§ Bacaan Sumber:
* * * * *
Tidak dapat dipungkiri lagi, Online Shop menjadi salah satu alternatif yang
paling menarik bagi konsumen untuk berbelanja selain berbelanja secara fisik.
Bagi pelaku usaha, online shop dianggap menarik karena tidak memerlukan modal
yang besar, pasar yang besar karena internet dapat diakses oleh para konsumen
dari seluruh dunia, dan lainnya. Sedangkan bagi para konsumen, berbelanja di
online shop dianggap lebih menarik karena harga yang ditawarkan biasanya lebih
murah daripada berbelanja secara fisik. Namun dibalik semua kemudahan tersebut,
online shop masih menyisakan beberapa persoalan tertutama dalam perlindungan
konsumen seperti permasalahan mengenai penipuan, atau barang yang tidak sesuai
dengan yang ditawarkan.
Cara belanja/berjualan secara online sangat membantu bagi
penjual atau pembeli yang terpisah jarak dan juga dapat menghapus kendala
menghabiskan waktu dalam berbelanja. Cukup dengan menghubungi
penjual, sepakat dengan harga, pembeli membayar (biasanya transfer) lalu
penjual mengirimkan barang, pembeli bisa mendapatkan barang yang
diinginkan. Namun ringkasnya dan “terlalu”
mudahnya cara berbelanja online ternyata memberi celah bagi
oknum-oknum tertentu untuk melakukan penipuan. Tidak sedikit calon pembeli
maupun penjual tertipu dan mengalami kerugian finansial yang tidak sedikit.
Banyak cara atau motif oknum-oknum yang tidak bertanggung jawab untuk
melakukan penipuan.
* * * * *
§ Baris Data:
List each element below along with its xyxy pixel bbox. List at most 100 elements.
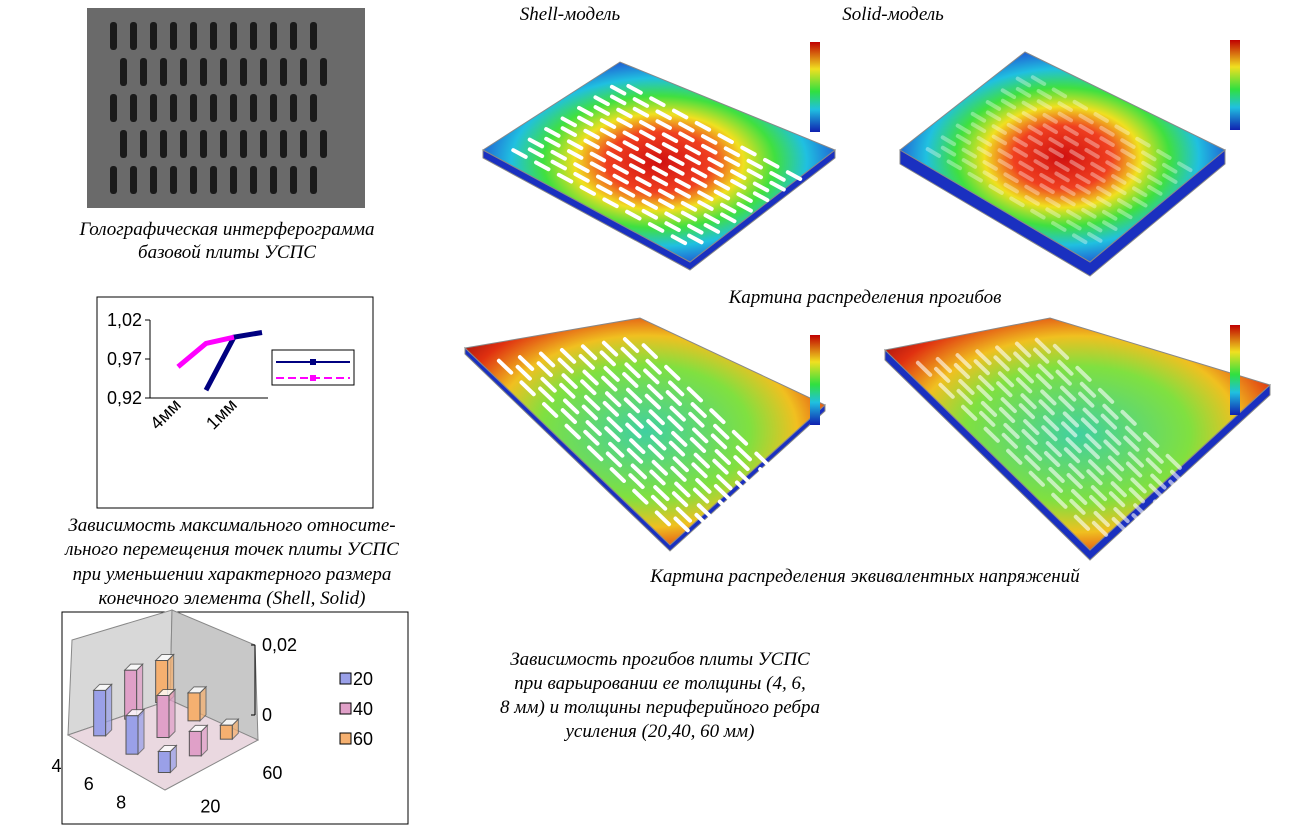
y-tick-label: 1,02 — [107, 310, 142, 330]
slot — [1042, 113, 1058, 124]
slot — [692, 487, 710, 504]
slot — [602, 400, 619, 417]
slot — [686, 386, 703, 403]
slot — [1171, 505, 1188, 522]
slot — [639, 120, 656, 131]
slot — [1062, 411, 1080, 428]
slot — [985, 100, 1002, 111]
slot — [1108, 491, 1126, 508]
slot — [220, 130, 227, 158]
slot — [1012, 136, 1028, 148]
slot — [563, 398, 580, 415]
slot — [280, 58, 287, 86]
slot — [616, 107, 633, 119]
bar-side — [168, 688, 176, 739]
slot — [1130, 477, 1147, 494]
slot — [110, 94, 117, 122]
slot — [527, 137, 545, 149]
slot — [754, 451, 771, 468]
slot — [190, 22, 197, 50]
slot — [1090, 161, 1106, 173]
slot — [1015, 86, 1032, 98]
slot — [998, 407, 1016, 424]
slot — [1072, 99, 1088, 111]
slot — [1105, 429, 1122, 446]
slot — [1131, 513, 1148, 530]
slot — [938, 382, 955, 399]
slot — [714, 449, 731, 465]
slot — [1048, 147, 1064, 159]
slot — [651, 175, 669, 187]
slot — [1093, 112, 1109, 123]
z-tick-label: 0,02 — [262, 635, 297, 655]
slot — [622, 337, 640, 353]
slot — [946, 159, 962, 171]
slot — [1061, 421, 1078, 438]
slot — [544, 127, 561, 138]
slot — [1075, 173, 1091, 185]
slot — [622, 372, 639, 388]
slot — [180, 58, 187, 86]
slot — [604, 426, 621, 443]
slot — [799, 494, 816, 511]
slot — [538, 386, 555, 403]
slot — [976, 385, 993, 402]
slot — [577, 115, 594, 127]
slot — [1087, 221, 1103, 233]
slot — [170, 94, 177, 122]
slot — [190, 94, 197, 122]
slot — [1041, 425, 1058, 442]
slot — [736, 201, 753, 213]
slot — [1063, 135, 1079, 147]
slot — [680, 210, 698, 222]
slot — [1105, 149, 1121, 161]
slot — [778, 498, 795, 515]
slot — [1024, 195, 1040, 206]
slot — [1042, 415, 1060, 432]
slot — [150, 94, 157, 122]
slot — [668, 440, 686, 457]
slot — [190, 166, 197, 194]
slot — [1120, 138, 1136, 149]
slot — [693, 452, 710, 469]
slot — [646, 419, 663, 435]
slot — [955, 353, 972, 370]
slot — [647, 444, 665, 461]
slot — [1033, 148, 1049, 160]
slot — [1210, 497, 1227, 514]
fem-images — [463, 40, 1271, 561]
bar-top — [154, 654, 175, 661]
slot — [1083, 443, 1100, 460]
slot — [997, 158, 1013, 170]
slot — [1133, 503, 1150, 520]
caption: Зависимость максимального относите- — [68, 515, 395, 536]
slot — [320, 130, 327, 158]
slot — [623, 397, 640, 414]
slot — [940, 135, 957, 147]
slot — [1120, 148, 1136, 160]
slot — [625, 209, 642, 221]
slot — [1036, 88, 1052, 100]
slot — [1123, 435, 1140, 452]
slot — [988, 184, 1004, 195]
slot — [730, 169, 747, 180]
slot — [542, 402, 559, 418]
slot — [736, 192, 753, 203]
slot — [1012, 146, 1028, 158]
slot — [140, 130, 147, 158]
slot — [1030, 75, 1047, 86]
slot — [703, 223, 721, 234]
slot — [731, 429, 749, 446]
bar — [93, 689, 107, 737]
slot — [1093, 510, 1110, 527]
slot — [540, 376, 557, 393]
slot — [1147, 174, 1163, 186]
slot — [1035, 373, 1053, 390]
slot — [1045, 207, 1061, 219]
slot — [1018, 403, 1035, 420]
slot — [628, 163, 646, 174]
slot — [1088, 459, 1105, 476]
bar-top — [219, 718, 240, 726]
slot — [995, 345, 1012, 362]
slot — [1068, 463, 1085, 480]
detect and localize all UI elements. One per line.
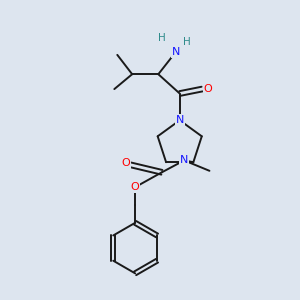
- Text: N: N: [180, 155, 188, 165]
- Text: O: O: [121, 158, 130, 168]
- Text: O: O: [204, 84, 212, 94]
- Text: N: N: [172, 47, 180, 57]
- Text: H: H: [183, 37, 191, 47]
- Text: H: H: [158, 33, 166, 43]
- Text: N: N: [176, 115, 184, 125]
- Text: O: O: [131, 182, 140, 192]
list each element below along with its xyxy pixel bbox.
* * * * *
§ Tugas Pengerjaan:
1) Dalam teks tentang belanja online, apa alasan konsumen menganggap berbelanja di online shop lebih menarik?
2) Lanjutkan teks tentang belanja online mulai setelah kalimat terakhirnya.

§ Jawaban Tertulis:
1) Harga yang ditawarkan biasanya lebih murah daripada berbelanja secara fisik.

2)
Berikut ini saya sajikan seperti apa bentuk penipuan yang biasa terjadi,
dan perlindungan apa yang bisa didapatkan untuk seseorang yang ditipu.
Cara apa saja yang dilakukan oknum penipu?
1. Penipuan Transfer Langsung
Cara ini merupakan cara paling konvensional yang biasa
terjadi di dunia maya. Biasanya yang paling dirugikan
oleh penipuan konvensional seperti ini adalah calon pembeli. Penipu
biasanya bertindak sebagai penjual yang menawarkan barang menarik (biasanya barang
elektronik seperti laptop atau gadget) dengan iming-iming harga sangat murah.
Penipu, yang berkedok sebagai penjual, biasanya mengatakan bahwa alamat penjual
berada di jarak yang sangat jauh atau antar pulau sehingga tidak bisa bertemu
langsung atau biasanya dikenal dengan COD (Cash on delivery). Penipu akan
meminta calon pembeli untuk mentransfer sejumlah uang terlebih dahulu baru
kemudian barang dikirimkan. Ketika calon pembeli mengirimkan sejumlah uang,
penipu kemudian menghilang bersama sejumlah uang yang dikirim (biasanya nomor
yang dihubungi adalah nomor Handphone dan SIM card langsung tidak aktif).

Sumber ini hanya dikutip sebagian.